▶ [EXERCISE DETAILS]: Take each line that has the word "JSON" and return it.

▶ [RECORDED INFORMATION]:

——————

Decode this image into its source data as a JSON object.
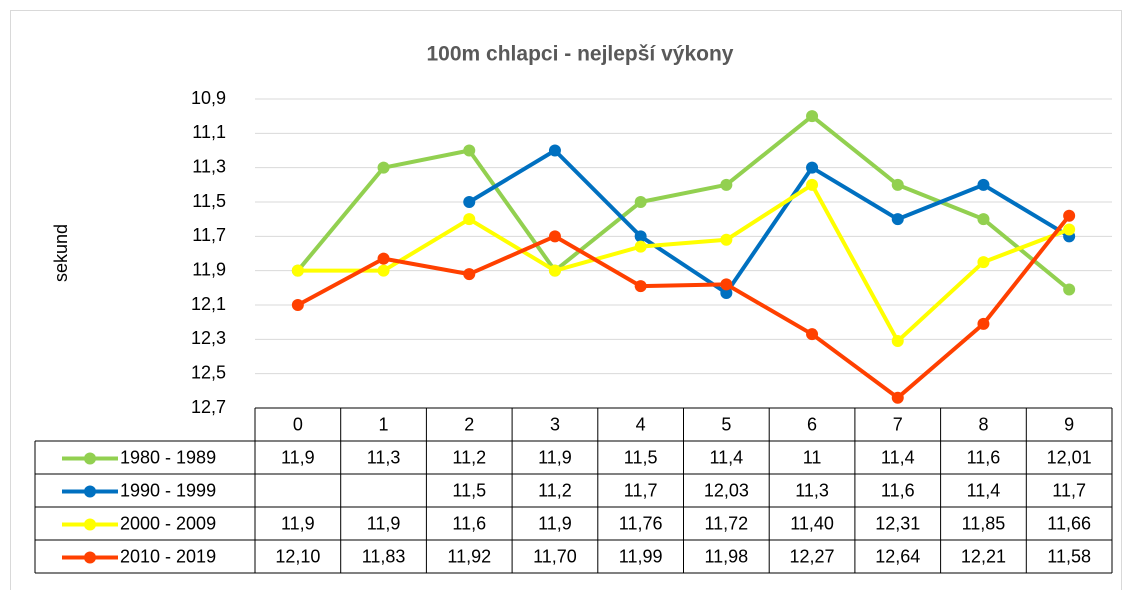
{
  "chart_data": {
    "type": "line",
    "title": "100m chlapci - nejlepší výkony",
    "y_label": "sekund",
    "categories": [
      "0",
      "1",
      "2",
      "3",
      "4",
      "5",
      "6",
      "7",
      "8",
      "9"
    ],
    "series": [
      {
        "name": "1980 - 1989",
        "color": "#92d050",
        "values": [
          11.9,
          11.3,
          11.2,
          11.9,
          11.5,
          11.4,
          11,
          11.4,
          11.6,
          12.01
        ],
        "value_labels": [
          "11,9",
          "11,3",
          "11,2",
          "11,9",
          "11,5",
          "11,4",
          "11",
          "11,4",
          "11,6",
          "12,01"
        ]
      },
      {
        "name": "1990 - 1999",
        "color": "#0070c0",
        "values": [
          null,
          null,
          11.5,
          11.2,
          11.7,
          12.03,
          11.3,
          11.6,
          11.4,
          11.7
        ],
        "value_labels": [
          null,
          null,
          "11,5",
          "11,2",
          "11,7",
          "12,03",
          "11,3",
          "11,6",
          "11,4",
          "11,7"
        ]
      },
      {
        "name": "2000 - 2009",
        "color": "#ffff00",
        "values": [
          11.9,
          11.9,
          11.6,
          11.9,
          11.76,
          11.72,
          11.4,
          12.31,
          11.85,
          11.66
        ],
        "value_labels": [
          "11,9",
          "11,9",
          "11,6",
          "11,9",
          "11,76",
          "11,72",
          "11,40",
          "12,31",
          "11,85",
          "11,66"
        ]
      },
      {
        "name": "2010 - 2019",
        "color": "#ff4000",
        "values": [
          12.1,
          11.83,
          11.92,
          11.7,
          11.99,
          11.98,
          12.27,
          12.64,
          12.21,
          11.58
        ],
        "value_labels": [
          "12,10",
          "11,83",
          "11,92",
          "11,70",
          "11,99",
          "11,98",
          "12,27",
          "12,64",
          "12,21",
          "11,58"
        ]
      }
    ],
    "ylim": [
      12.7,
      10.9
    ],
    "yticks": [
      {
        "value": 10.9,
        "label": "10,9"
      },
      {
        "value": 11.1,
        "label": "11,1"
      },
      {
        "value": 11.3,
        "label": "11,3"
      },
      {
        "value": 11.5,
        "label": "11,5"
      },
      {
        "value": 11.7,
        "label": "11,7"
      },
      {
        "value": 11.9,
        "label": "11,9"
      },
      {
        "value": 12.1,
        "label": "12,1"
      },
      {
        "value": 12.3,
        "label": "12,3"
      },
      {
        "value": 12.5,
        "label": "12,5"
      },
      {
        "value": 12.7,
        "label": "12,7"
      }
    ],
    "grid": true
  }
}
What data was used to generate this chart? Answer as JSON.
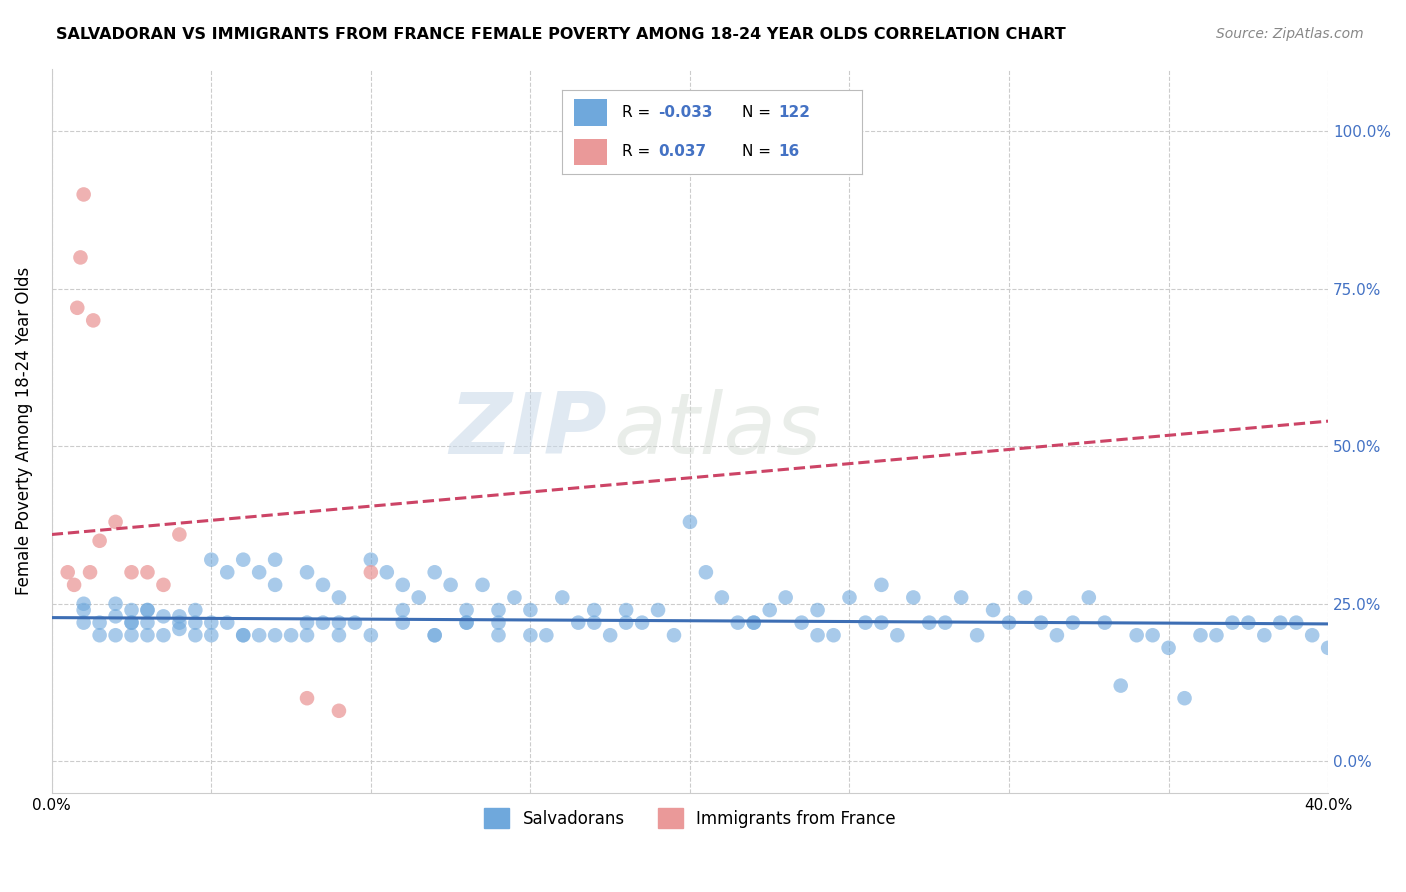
{
  "title": "SALVADORAN VS IMMIGRANTS FROM FRANCE FEMALE POVERTY AMONG 18-24 YEAR OLDS CORRELATION CHART",
  "source": "Source: ZipAtlas.com",
  "ylabel": "Female Poverty Among 18-24 Year Olds",
  "xlim": [
    0.0,
    0.4
  ],
  "ylim": [
    -0.05,
    1.1
  ],
  "xticks": [
    0.0,
    0.05,
    0.1,
    0.15,
    0.2,
    0.25,
    0.3,
    0.35,
    0.4
  ],
  "yticks": [
    0.0,
    0.25,
    0.5,
    0.75,
    1.0
  ],
  "ytick_labels": [
    "0.0%",
    "25.0%",
    "50.0%",
    "75.0%",
    "100.0%"
  ],
  "xtick_labels": [
    "0.0%",
    "",
    "",
    "",
    "",
    "",
    "",
    "",
    "40.0%"
  ],
  "blue_color": "#6fa8dc",
  "pink_color": "#ea9999",
  "blue_line_color": "#3d6eb4",
  "pink_line_color": "#cc4466",
  "background_color": "#ffffff",
  "grid_color": "#cccccc",
  "legend_R_blue": "-0.033",
  "legend_N_blue": "122",
  "legend_R_pink": "0.037",
  "legend_N_pink": "16",
  "blue_scatter_x": [
    0.01,
    0.01,
    0.015,
    0.02,
    0.02,
    0.025,
    0.025,
    0.025,
    0.03,
    0.03,
    0.03,
    0.035,
    0.035,
    0.04,
    0.04,
    0.045,
    0.045,
    0.045,
    0.05,
    0.05,
    0.055,
    0.055,
    0.06,
    0.06,
    0.065,
    0.065,
    0.07,
    0.07,
    0.075,
    0.08,
    0.08,
    0.085,
    0.085,
    0.09,
    0.09,
    0.095,
    0.1,
    0.1,
    0.105,
    0.11,
    0.11,
    0.115,
    0.12,
    0.12,
    0.125,
    0.13,
    0.13,
    0.135,
    0.14,
    0.14,
    0.145,
    0.15,
    0.155,
    0.16,
    0.165,
    0.17,
    0.175,
    0.18,
    0.185,
    0.19,
    0.195,
    0.2,
    0.205,
    0.21,
    0.215,
    0.22,
    0.225,
    0.23,
    0.235,
    0.24,
    0.245,
    0.25,
    0.255,
    0.26,
    0.265,
    0.27,
    0.275,
    0.28,
    0.285,
    0.29,
    0.295,
    0.3,
    0.305,
    0.31,
    0.315,
    0.32,
    0.325,
    0.33,
    0.335,
    0.34,
    0.345,
    0.35,
    0.355,
    0.36,
    0.365,
    0.37,
    0.375,
    0.38,
    0.385,
    0.39,
    0.395,
    0.4,
    0.22,
    0.24,
    0.26,
    0.18,
    0.14,
    0.12,
    0.08,
    0.06,
    0.04,
    0.03,
    0.025,
    0.02,
    0.015,
    0.01,
    0.05,
    0.07,
    0.09,
    0.11,
    0.13,
    0.15,
    0.17
  ],
  "blue_scatter_y": [
    0.22,
    0.25,
    0.2,
    0.23,
    0.25,
    0.2,
    0.22,
    0.24,
    0.2,
    0.22,
    0.24,
    0.23,
    0.2,
    0.21,
    0.23,
    0.22,
    0.24,
    0.2,
    0.32,
    0.2,
    0.3,
    0.22,
    0.32,
    0.2,
    0.3,
    0.2,
    0.28,
    0.32,
    0.2,
    0.3,
    0.2,
    0.28,
    0.22,
    0.26,
    0.2,
    0.22,
    0.32,
    0.2,
    0.3,
    0.28,
    0.22,
    0.26,
    0.3,
    0.2,
    0.28,
    0.24,
    0.22,
    0.28,
    0.24,
    0.2,
    0.26,
    0.24,
    0.2,
    0.26,
    0.22,
    0.24,
    0.2,
    0.22,
    0.22,
    0.24,
    0.2,
    0.38,
    0.3,
    0.26,
    0.22,
    0.22,
    0.24,
    0.26,
    0.22,
    0.24,
    0.2,
    0.26,
    0.22,
    0.28,
    0.2,
    0.26,
    0.22,
    0.22,
    0.26,
    0.2,
    0.24,
    0.22,
    0.26,
    0.22,
    0.2,
    0.22,
    0.26,
    0.22,
    0.12,
    0.2,
    0.2,
    0.18,
    0.1,
    0.2,
    0.2,
    0.22,
    0.22,
    0.2,
    0.22,
    0.22,
    0.2,
    0.18,
    0.22,
    0.2,
    0.22,
    0.24,
    0.22,
    0.2,
    0.22,
    0.2,
    0.22,
    0.24,
    0.22,
    0.2,
    0.22,
    0.24,
    0.22,
    0.2,
    0.22,
    0.24,
    0.22,
    0.2,
    0.22
  ],
  "pink_scatter_x": [
    0.005,
    0.007,
    0.008,
    0.009,
    0.01,
    0.012,
    0.013,
    0.015,
    0.02,
    0.025,
    0.03,
    0.035,
    0.04,
    0.08,
    0.09,
    0.1
  ],
  "pink_scatter_y": [
    0.3,
    0.28,
    0.72,
    0.8,
    0.9,
    0.3,
    0.7,
    0.35,
    0.38,
    0.3,
    0.3,
    0.28,
    0.36,
    0.1,
    0.08,
    0.3
  ],
  "blue_trend_x": [
    0.0,
    0.4
  ],
  "blue_trend_y": [
    0.228,
    0.218
  ],
  "pink_trend_x": [
    0.0,
    0.4
  ],
  "pink_trend_y": [
    0.36,
    0.54
  ],
  "watermark_zip": "ZIP",
  "watermark_atlas": "atlas",
  "legend_label_blue": "Salvadorans",
  "legend_label_pink": "Immigrants from France"
}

——————

▶ [COMPLETE ANSWER]:
Decode this image into its source data as a JSON object.
What data was used to generate this chart? Answer as JSON.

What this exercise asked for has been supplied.